■ **Your objective**
Quote the whole listing verbatim.

(Data entries)
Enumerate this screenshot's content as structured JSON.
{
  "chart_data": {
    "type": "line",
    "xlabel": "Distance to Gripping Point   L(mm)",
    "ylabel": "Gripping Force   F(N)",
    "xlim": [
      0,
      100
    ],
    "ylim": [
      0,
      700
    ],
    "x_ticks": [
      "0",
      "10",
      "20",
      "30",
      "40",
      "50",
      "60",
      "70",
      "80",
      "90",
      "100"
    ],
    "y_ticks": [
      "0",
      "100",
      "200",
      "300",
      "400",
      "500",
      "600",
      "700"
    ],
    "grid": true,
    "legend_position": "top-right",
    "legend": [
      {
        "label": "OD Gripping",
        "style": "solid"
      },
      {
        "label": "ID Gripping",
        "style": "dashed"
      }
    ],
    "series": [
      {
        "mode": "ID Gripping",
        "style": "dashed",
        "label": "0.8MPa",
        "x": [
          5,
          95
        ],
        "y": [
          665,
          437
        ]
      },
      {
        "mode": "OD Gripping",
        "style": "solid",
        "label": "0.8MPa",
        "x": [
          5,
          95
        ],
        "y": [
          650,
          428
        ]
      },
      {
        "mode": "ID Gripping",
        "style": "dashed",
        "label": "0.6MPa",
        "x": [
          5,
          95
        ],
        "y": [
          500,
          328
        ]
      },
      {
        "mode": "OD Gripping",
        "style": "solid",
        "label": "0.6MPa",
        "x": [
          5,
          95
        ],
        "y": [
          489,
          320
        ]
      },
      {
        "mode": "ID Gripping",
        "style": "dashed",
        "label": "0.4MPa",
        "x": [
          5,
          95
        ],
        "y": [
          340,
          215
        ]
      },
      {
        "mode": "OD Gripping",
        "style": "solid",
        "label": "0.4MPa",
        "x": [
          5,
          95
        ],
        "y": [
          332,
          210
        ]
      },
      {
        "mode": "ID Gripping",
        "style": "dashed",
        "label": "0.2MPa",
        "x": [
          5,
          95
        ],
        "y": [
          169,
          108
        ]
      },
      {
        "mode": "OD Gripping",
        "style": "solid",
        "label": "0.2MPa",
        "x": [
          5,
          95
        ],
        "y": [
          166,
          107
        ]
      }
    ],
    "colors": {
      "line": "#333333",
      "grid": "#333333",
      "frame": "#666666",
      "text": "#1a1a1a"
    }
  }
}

■ **Result for this exercise**
Enumerate this screenshot's content as structured JSON.
{
  "chart_data": {
    "type": "line",
    "xlabel": "Distance to Gripping Point   L(mm)",
    "ylabel": "Gripping Force   F(N)",
    "xlim": [
      0,
      100
    ],
    "ylim": [
      0,
      700
    ],
    "x_ticks": [
      "0",
      "10",
      "20",
      "30",
      "40",
      "50",
      "60",
      "70",
      "80",
      "90",
      "100"
    ],
    "y_ticks": [
      "0",
      "100",
      "200",
      "300",
      "400",
      "500",
      "600",
      "700"
    ],
    "grid": true,
    "legend_position": "top-right",
    "legend": [
      {
        "label": "OD Gripping",
        "style": "solid"
      },
      {
        "label": "ID Gripping",
        "style": "dashed"
      }
    ],
    "series": [
      {
        "mode": "ID Gripping",
        "style": "dashed",
        "label": "0.8MPa",
        "x": [
          5,
          95
        ],
        "y": [
          665,
          437
        ]
      },
      {
        "mode": "OD Gripping",
        "style": "solid",
        "label": "0.8MPa",
        "x": [
          5,
          95
        ],
        "y": [
          650,
          428
        ]
      },
      {
        "mode": "ID Gripping",
        "style": "dashed",
        "label": "0.6MPa",
        "x": [
          5,
          95
        ],
        "y": [
          500,
          328
        ]
      },
      {
        "mode": "OD Gripping",
        "style": "solid",
        "label": "0.6MPa",
        "x": [
          5,
          95
        ],
        "y": [
          489,
          320
        ]
      },
      {
        "mode": "ID Gripping",
        "style": "dashed",
        "label": "0.4MPa",
        "x": [
          5,
          95
        ],
        "y": [
          340,
          215
        ]
      },
      {
        "mode": "OD Gripping",
        "style": "solid",
        "label": "0.4MPa",
        "x": [
          5,
          95
        ],
        "y": [
          332,
          210
        ]
      },
      {
        "mode": "ID Gripping",
        "style": "dashed",
        "label": "0.2MPa",
        "x": [
          5,
          95
        ],
        "y": [
          169,
          108
        ]
      },
      {
        "mode": "OD Gripping",
        "style": "solid",
        "label": "0.2MPa",
        "x": [
          5,
          95
        ],
        "y": [
          166,
          107
        ]
      }
    ],
    "colors": {
      "line": "#333333",
      "grid": "#333333",
      "frame": "#666666",
      "text": "#1a1a1a"
    }
  }
}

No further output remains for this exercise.